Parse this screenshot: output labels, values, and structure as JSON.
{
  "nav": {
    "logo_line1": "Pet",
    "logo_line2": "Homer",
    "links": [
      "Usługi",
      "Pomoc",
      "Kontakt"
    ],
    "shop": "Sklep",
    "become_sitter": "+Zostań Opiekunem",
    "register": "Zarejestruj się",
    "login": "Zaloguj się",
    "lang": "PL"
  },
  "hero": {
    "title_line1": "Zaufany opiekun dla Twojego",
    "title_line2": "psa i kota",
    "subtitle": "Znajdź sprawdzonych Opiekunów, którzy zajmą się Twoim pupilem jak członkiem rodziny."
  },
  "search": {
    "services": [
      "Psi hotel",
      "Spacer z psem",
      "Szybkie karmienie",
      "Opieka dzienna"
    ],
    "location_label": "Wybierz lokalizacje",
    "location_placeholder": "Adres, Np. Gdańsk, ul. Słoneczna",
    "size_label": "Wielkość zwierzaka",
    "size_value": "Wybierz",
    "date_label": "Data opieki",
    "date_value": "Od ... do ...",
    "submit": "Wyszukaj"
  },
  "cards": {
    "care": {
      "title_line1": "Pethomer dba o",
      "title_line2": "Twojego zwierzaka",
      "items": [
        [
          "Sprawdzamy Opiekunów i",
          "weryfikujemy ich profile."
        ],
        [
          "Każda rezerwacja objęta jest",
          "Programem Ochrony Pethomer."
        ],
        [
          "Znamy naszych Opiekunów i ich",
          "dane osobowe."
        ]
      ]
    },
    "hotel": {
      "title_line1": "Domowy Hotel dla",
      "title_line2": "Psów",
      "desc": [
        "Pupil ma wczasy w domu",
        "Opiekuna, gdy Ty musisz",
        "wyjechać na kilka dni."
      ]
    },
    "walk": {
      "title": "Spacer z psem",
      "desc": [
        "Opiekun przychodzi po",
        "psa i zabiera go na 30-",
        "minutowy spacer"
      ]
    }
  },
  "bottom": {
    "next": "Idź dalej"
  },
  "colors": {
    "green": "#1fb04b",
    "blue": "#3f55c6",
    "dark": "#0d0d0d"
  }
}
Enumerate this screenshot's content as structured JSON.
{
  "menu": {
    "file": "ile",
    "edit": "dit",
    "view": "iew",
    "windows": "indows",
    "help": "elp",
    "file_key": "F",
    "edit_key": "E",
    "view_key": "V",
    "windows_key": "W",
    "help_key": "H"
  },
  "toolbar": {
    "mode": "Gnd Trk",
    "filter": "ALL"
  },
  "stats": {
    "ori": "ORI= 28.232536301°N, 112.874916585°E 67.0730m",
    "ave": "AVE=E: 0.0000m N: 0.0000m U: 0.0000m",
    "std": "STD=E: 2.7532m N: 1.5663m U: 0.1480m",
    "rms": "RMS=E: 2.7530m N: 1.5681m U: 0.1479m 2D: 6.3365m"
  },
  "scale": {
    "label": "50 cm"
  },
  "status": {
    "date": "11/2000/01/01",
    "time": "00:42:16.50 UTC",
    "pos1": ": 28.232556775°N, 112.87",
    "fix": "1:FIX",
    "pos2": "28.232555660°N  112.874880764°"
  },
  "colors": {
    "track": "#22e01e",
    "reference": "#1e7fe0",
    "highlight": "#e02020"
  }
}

•••••

→ WHAT YOU WILL DO: Please list every line of the records that contains "zwierzaka".

→ EXERCISE ANSWER:
    "size_label": "Wielkość zwierzaka",
      "title_line2": "Twojego zwierzaka",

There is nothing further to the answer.